What you will do.
Reproduce every record below exactly as written, leaving out any pictures.

Entries provided.
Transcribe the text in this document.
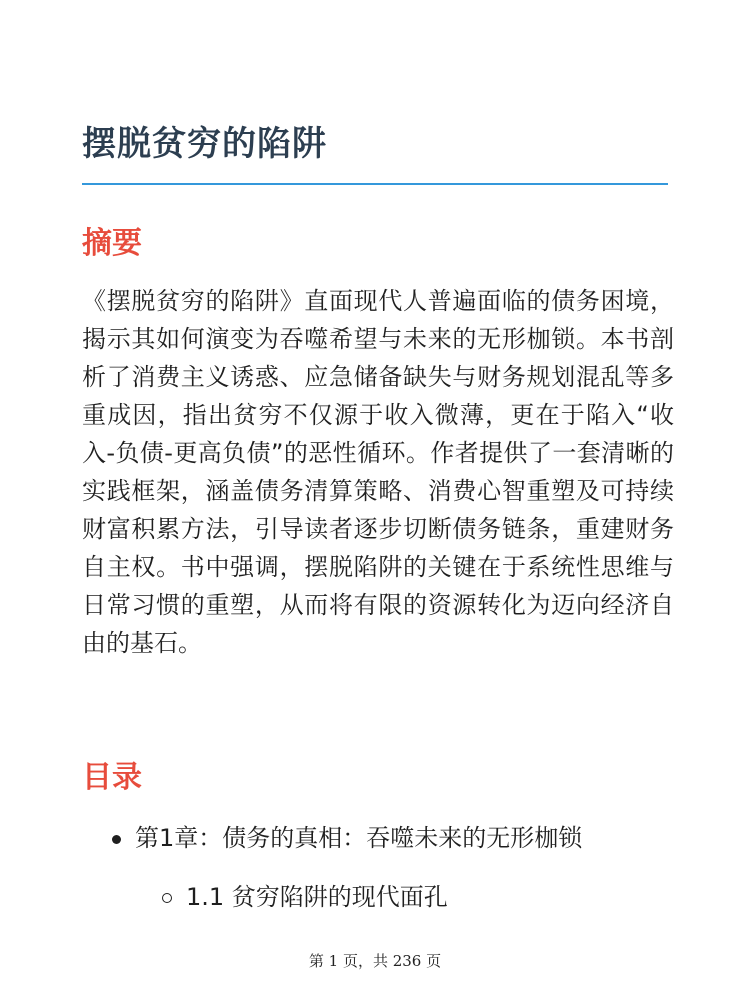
摆脱贫穷的陷阱
摘要

《摆脱贫穷的陷阱》直面现代人普遍面临的债务困境，揭示其如何演变为吞噬希望与未来的无形枷锁。本书剖析了消费主义诱惑、应急储备缺失与财务规划混乱等多重成因，指出贫穷不仅源于收入微薄，更在于陷入“收入-负债-更高负债”的恶性循环。作者提供了一套清晰的实践框架，涵盖债务清算策略、消费心智重塑及可持续财富积累方法，引导读者逐步切断债务链条，重建财务自主权。书中强调，摆脱陷阱的关键在于系统性思维与日常习惯的重塑，从而将有限的资源转化为迈向经济自由的基石。

目录
第1章：债务的真相：吞噬未来的无形枷锁
1.1 贫穷陷阱的现代面孔
第 1 页，共 236 页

Response to this task.
Transcribe the text in this document.
摆脱贫穷的陷阱
摘要

《摆脱贫穷的陷阱》直面现代人普遍面临的债务困境，揭示其如何演变为吞噬希望与未来的无形枷锁。本书剖析了消费主义诱惑、应急储备缺失与财务规划混乱等多重成因，指出贫穷不仅源于收入微薄，更在于陷入“收入-负债-更高负债”的恶性循环。作者提供了一套清晰的实践框架，涵盖债务清算策略、消费心智重塑及可持续财富积累方法，引导读者逐步切断债务链条，重建财务自主权。书中强调，摆脱陷阱的关键在于系统性思维与日常习惯的重塑，从而将有限的资源转化为迈向经济自由的基石。

目录
第1章：债务的真相：吞噬未来的无形枷锁
1.1 贫穷陷阱的现代面孔
第 1 页，共 236 页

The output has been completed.